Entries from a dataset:
..............................

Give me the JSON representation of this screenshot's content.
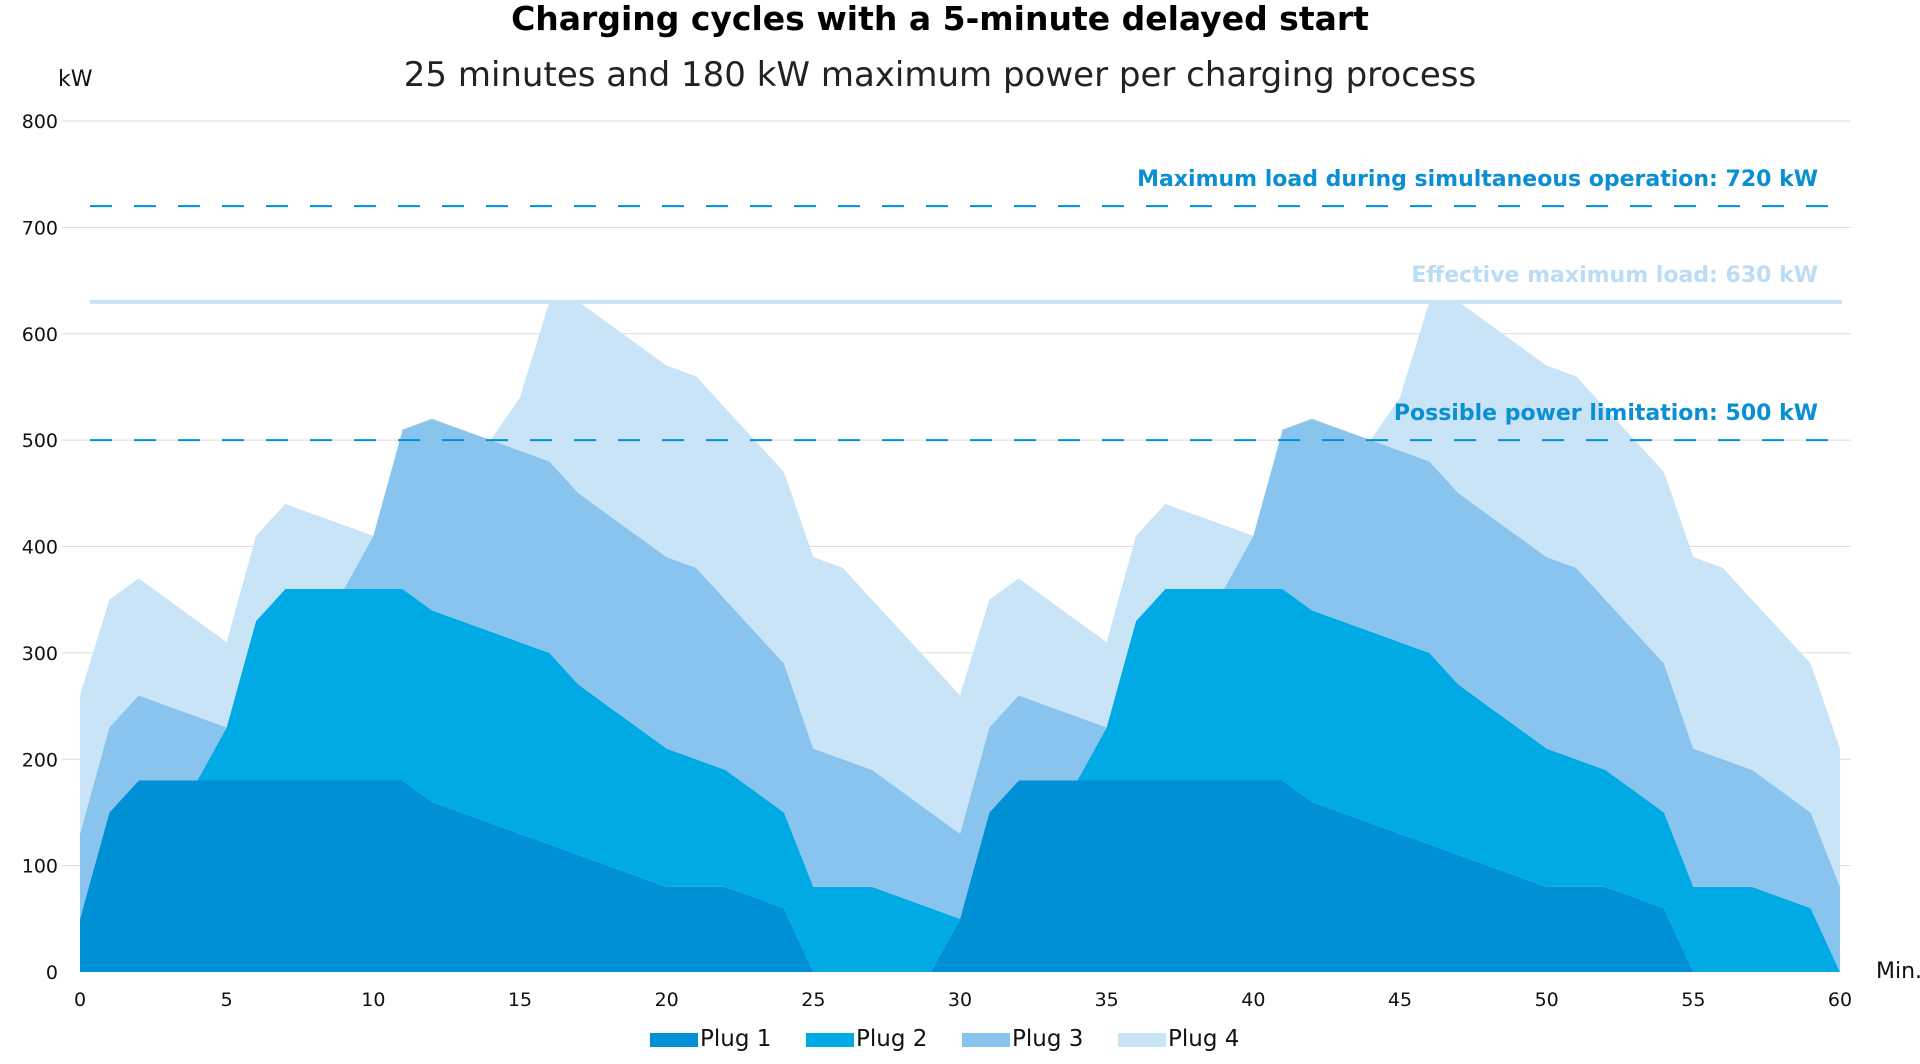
{
  "chart_data": {
    "type": "area",
    "stacked": true,
    "title": "Charging cycles with a 5-minute delayed start",
    "subtitle": "25 minutes and 180 kW maximum power per charging process",
    "ylabel": "kW",
    "xlabel": "Min.",
    "xlim": [
      0,
      60
    ],
    "ylim": [
      0,
      800
    ],
    "x_ticks": [
      0,
      5,
      10,
      15,
      20,
      25,
      30,
      35,
      40,
      45,
      50,
      55,
      60
    ],
    "y_ticks": [
      0,
      100,
      200,
      300,
      400,
      500,
      600,
      700,
      800
    ],
    "grid": true,
    "x": [
      0,
      1,
      2,
      3,
      4,
      5,
      6,
      7,
      8,
      9,
      10,
      11,
      12,
      13,
      14,
      15,
      16,
      17,
      18,
      19,
      20,
      21,
      22,
      23,
      24,
      25,
      26,
      27,
      28,
      29,
      30,
      31,
      32,
      33,
      34,
      35,
      36,
      37,
      38,
      39,
      40,
      41,
      42,
      43,
      44,
      45,
      46,
      47,
      48,
      49,
      50,
      51,
      52,
      53,
      54,
      55,
      56,
      57,
      58,
      59,
      60
    ],
    "series": [
      {
        "name": "Plug 1",
        "color": "#0090d6",
        "values": [
          50,
          150,
          180,
          180,
          180,
          180,
          180,
          180,
          180,
          180,
          180,
          180,
          160,
          150,
          140,
          130,
          120,
          110,
          100,
          90,
          80,
          80,
          80,
          70,
          60,
          0,
          0,
          0,
          0,
          0,
          50,
          150,
          180,
          180,
          180,
          180,
          180,
          180,
          180,
          180,
          180,
          180,
          160,
          150,
          140,
          130,
          120,
          110,
          100,
          90,
          80,
          80,
          80,
          70,
          60,
          0,
          0,
          0,
          0,
          0,
          0
        ]
      },
      {
        "name": "Plug 2",
        "color": "#00aae4",
        "values": [
          0,
          0,
          0,
          0,
          0,
          50,
          150,
          180,
          180,
          180,
          180,
          180,
          180,
          180,
          180,
          180,
          180,
          160,
          150,
          140,
          130,
          120,
          110,
          100,
          90,
          80,
          80,
          80,
          70,
          60,
          0,
          0,
          0,
          0,
          0,
          50,
          150,
          180,
          180,
          180,
          180,
          180,
          180,
          180,
          180,
          180,
          180,
          160,
          150,
          140,
          130,
          120,
          110,
          100,
          90,
          80,
          80,
          80,
          70,
          60,
          0
        ]
      },
      {
        "name": "Plug 3",
        "color": "#89c4ee",
        "values": [
          80,
          80,
          80,
          70,
          60,
          0,
          0,
          0,
          0,
          0,
          50,
          150,
          180,
          180,
          180,
          180,
          180,
          180,
          180,
          180,
          180,
          180,
          160,
          150,
          140,
          130,
          120,
          110,
          100,
          90,
          80,
          80,
          80,
          70,
          60,
          0,
          0,
          0,
          0,
          0,
          50,
          150,
          180,
          180,
          180,
          180,
          180,
          180,
          180,
          180,
          180,
          180,
          160,
          150,
          140,
          130,
          120,
          110,
          100,
          90,
          80
        ]
      },
      {
        "name": "Plug 4",
        "color": "#c9e3f7",
        "values": [
          130,
          120,
          110,
          100,
          90,
          80,
          80,
          80,
          70,
          60,
          0,
          0,
          0,
          0,
          0,
          50,
          150,
          180,
          180,
          180,
          180,
          180,
          180,
          180,
          180,
          180,
          180,
          160,
          150,
          140,
          130,
          120,
          110,
          100,
          90,
          80,
          80,
          80,
          70,
          60,
          0,
          0,
          0,
          0,
          0,
          50,
          150,
          180,
          180,
          180,
          180,
          180,
          180,
          180,
          180,
          180,
          180,
          160,
          150,
          140,
          130
        ]
      }
    ],
    "reference_lines": [
      {
        "label": "Maximum load during simultaneous operation: 720 kW",
        "value": 720,
        "style": "dashed",
        "color": "#0090d6",
        "label_color": "#0a8fd3"
      },
      {
        "label": "Effective maximum load: 630 kW",
        "value": 630,
        "style": "solid",
        "color": "#c6e2f7",
        "label_color": "#bcdcf3"
      },
      {
        "label": "Possible power limitation: 500 kW",
        "value": 500,
        "style": "dashed",
        "color": "#0090d6",
        "label_color": "#0a8fd3"
      }
    ],
    "legend": {
      "position": "bottom-center",
      "entries": [
        "Plug 1",
        "Plug 2",
        "Plug 3",
        "Plug 4"
      ]
    }
  }
}
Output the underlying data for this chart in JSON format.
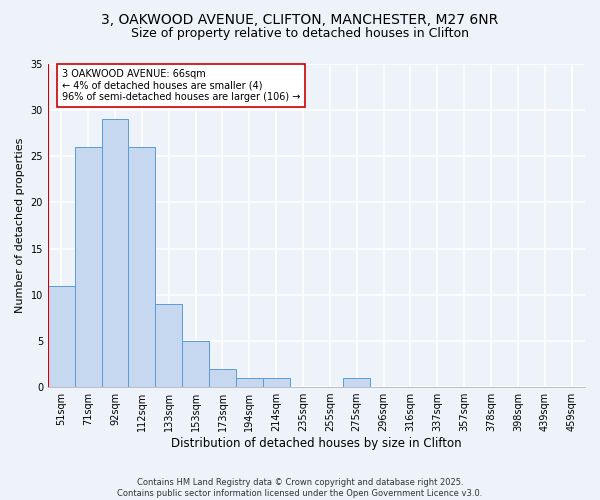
{
  "title1": "3, OAKWOOD AVENUE, CLIFTON, MANCHESTER, M27 6NR",
  "title2": "Size of property relative to detached houses in Clifton",
  "xlabel": "Distribution of detached houses by size in Clifton",
  "ylabel": "Number of detached properties",
  "bar_labels": [
    "51sqm",
    "71sqm",
    "92sqm",
    "112sqm",
    "133sqm",
    "153sqm",
    "173sqm",
    "194sqm",
    "214sqm",
    "235sqm",
    "255sqm",
    "275sqm",
    "296sqm",
    "316sqm",
    "337sqm",
    "357sqm",
    "378sqm",
    "398sqm",
    "439sqm",
    "459sqm"
  ],
  "bar_values": [
    11,
    26,
    29,
    26,
    9,
    5,
    2,
    1,
    1,
    0,
    0,
    1,
    0,
    0,
    0,
    0,
    0,
    0,
    0,
    0
  ],
  "bar_color": "#c5d8f0",
  "bar_edge_color": "#5b9bd5",
  "vline_color": "#cc0000",
  "annotation_text": "3 OAKWOOD AVENUE: 66sqm\n← 4% of detached houses are smaller (4)\n96% of semi-detached houses are larger (106) →",
  "annotation_box_color": "#ffffff",
  "annotation_box_edge": "#cc0000",
  "ylim": [
    0,
    35
  ],
  "yticks": [
    0,
    5,
    10,
    15,
    20,
    25,
    30,
    35
  ],
  "footer_text": "Contains HM Land Registry data © Crown copyright and database right 2025.\nContains public sector information licensed under the Open Government Licence v3.0.",
  "bg_color": "#eef2f9",
  "plot_bg_color": "#eef2f9",
  "grid_color": "#ffffff",
  "title_fontsize": 10,
  "subtitle_fontsize": 9,
  "tick_fontsize": 7,
  "ylabel_fontsize": 8,
  "xlabel_fontsize": 8.5,
  "annotation_fontsize": 7,
  "footer_fontsize": 6
}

..............................

(Job): Go through the listing above and quote it exactly, apart from its images.

(Answer for the task):
Give me the JSON representation of this screenshot's content.
{
  "chart_data": {
    "type": "area",
    "stacked": true,
    "title": "Charging cycles with a 5-minute delayed start",
    "subtitle": "25 minutes and 180 kW maximum power per charging process",
    "ylabel": "kW",
    "xlabel": "Min.",
    "xlim": [
      0,
      60
    ],
    "ylim": [
      0,
      800
    ],
    "x_ticks": [
      0,
      5,
      10,
      15,
      20,
      25,
      30,
      35,
      40,
      45,
      50,
      55,
      60
    ],
    "y_ticks": [
      0,
      100,
      200,
      300,
      400,
      500,
      600,
      700,
      800
    ],
    "grid": true,
    "x": [
      0,
      1,
      2,
      3,
      4,
      5,
      6,
      7,
      8,
      9,
      10,
      11,
      12,
      13,
      14,
      15,
      16,
      17,
      18,
      19,
      20,
      21,
      22,
      23,
      24,
      25,
      26,
      27,
      28,
      29,
      30,
      31,
      32,
      33,
      34,
      35,
      36,
      37,
      38,
      39,
      40,
      41,
      42,
      43,
      44,
      45,
      46,
      47,
      48,
      49,
      50,
      51,
      52,
      53,
      54,
      55,
      56,
      57,
      58,
      59,
      60
    ],
    "series": [
      {
        "name": "Plug 1",
        "color": "#0090d6",
        "values": [
          50,
          150,
          180,
          180,
          180,
          180,
          180,
          180,
          180,
          180,
          180,
          180,
          160,
          150,
          140,
          130,
          120,
          110,
          100,
          90,
          80,
          80,
          80,
          70,
          60,
          0,
          0,
          0,
          0,
          0,
          50,
          150,
          180,
          180,
          180,
          180,
          180,
          180,
          180,
          180,
          180,
          180,
          160,
          150,
          140,
          130,
          120,
          110,
          100,
          90,
          80,
          80,
          80,
          70,
          60,
          0,
          0,
          0,
          0,
          0,
          0
        ]
      },
      {
        "name": "Plug 2",
        "color": "#00aae4",
        "values": [
          0,
          0,
          0,
          0,
          0,
          50,
          150,
          180,
          180,
          180,
          180,
          180,
          180,
          180,
          180,
          180,
          180,
          160,
          150,
          140,
          130,
          120,
          110,
          100,
          90,
          80,
          80,
          80,
          70,
          60,
          0,
          0,
          0,
          0,
          0,
          50,
          150,
          180,
          180,
          180,
          180,
          180,
          180,
          180,
          180,
          180,
          180,
          160,
          150,
          140,
          130,
          120,
          110,
          100,
          90,
          80,
          80,
          80,
          70,
          60,
          0
        ]
      },
      {
        "name": "Plug 3",
        "color": "#89c4ee",
        "values": [
          80,
          80,
          80,
          70,
          60,
          0,
          0,
          0,
          0,
          0,
          50,
          150,
          180,
          180,
          180,
          180,
          180,
          180,
          180,
          180,
          180,
          180,
          160,
          150,
          140,
          130,
          120,
          110,
          100,
          90,
          80,
          80,
          80,
          70,
          60,
          0,
          0,
          0,
          0,
          0,
          50,
          150,
          180,
          180,
          180,
          180,
          180,
          180,
          180,
          180,
          180,
          180,
          160,
          150,
          140,
          130,
          120,
          110,
          100,
          90,
          80
        ]
      },
      {
        "name": "Plug 4",
        "color": "#c9e3f7",
        "values": [
          130,
          120,
          110,
          100,
          90,
          80,
          80,
          80,
          70,
          60,
          0,
          0,
          0,
          0,
          0,
          50,
          150,
          180,
          180,
          180,
          180,
          180,
          180,
          180,
          180,
          180,
          180,
          160,
          150,
          140,
          130,
          120,
          110,
          100,
          90,
          80,
          80,
          80,
          70,
          60,
          0,
          0,
          0,
          0,
          0,
          50,
          150,
          180,
          180,
          180,
          180,
          180,
          180,
          180,
          180,
          180,
          180,
          160,
          150,
          140,
          130
        ]
      }
    ],
    "reference_lines": [
      {
        "label": "Maximum load during simultaneous operation: 720 kW",
        "value": 720,
        "style": "dashed",
        "color": "#0090d6",
        "label_color": "#0a8fd3"
      },
      {
        "label": "Effective maximum load: 630 kW",
        "value": 630,
        "style": "solid",
        "color": "#c6e2f7",
        "label_color": "#bcdcf3"
      },
      {
        "label": "Possible power limitation: 500 kW",
        "value": 500,
        "style": "dashed",
        "color": "#0090d6",
        "label_color": "#0a8fd3"
      }
    ],
    "legend": {
      "position": "bottom-center",
      "entries": [
        "Plug 1",
        "Plug 2",
        "Plug 3",
        "Plug 4"
      ]
    }
  }
}
Output the underlying data for this chart in JSON format.
{
  "title1": "3, OAKWOOD AVENUE, CLIFTON, MANCHESTER, M27 6NR",
  "title2": "Size of property relative to detached houses in Clifton",
  "xlabel": "Distribution of detached houses by size in Clifton",
  "ylabel": "Number of detached properties",
  "bar_labels": [
    "51sqm",
    "71sqm",
    "92sqm",
    "112sqm",
    "133sqm",
    "153sqm",
    "173sqm",
    "194sqm",
    "214sqm",
    "235sqm",
    "255sqm",
    "275sqm",
    "296sqm",
    "316sqm",
    "337sqm",
    "357sqm",
    "378sqm",
    "398sqm",
    "439sqm",
    "459sqm"
  ],
  "bar_values": [
    11,
    26,
    29,
    26,
    9,
    5,
    2,
    1,
    1,
    0,
    0,
    1,
    0,
    0,
    0,
    0,
    0,
    0,
    0,
    0
  ],
  "bar_color": "#c5d8f0",
  "bar_edge_color": "#5b9bd5",
  "vline_color": "#cc0000",
  "annotation_text": "3 OAKWOOD AVENUE: 66sqm\n← 4% of detached houses are smaller (4)\n96% of semi-detached houses are larger (106) →",
  "annotation_box_color": "#ffffff",
  "annotation_box_edge": "#cc0000",
  "ylim": [
    0,
    35
  ],
  "yticks": [
    0,
    5,
    10,
    15,
    20,
    25,
    30,
    35
  ],
  "footer_text": "Contains HM Land Registry data © Crown copyright and database right 2025.\nContains public sector information licensed under the Open Government Licence v3.0.",
  "bg_color": "#eef2f9",
  "plot_bg_color": "#eef2f9",
  "grid_color": "#ffffff",
  "title_fontsize": 10,
  "subtitle_fontsize": 9,
  "tick_fontsize": 7,
  "ylabel_fontsize": 8,
  "xlabel_fontsize": 8.5,
  "annotation_fontsize": 7,
  "footer_fontsize": 6
}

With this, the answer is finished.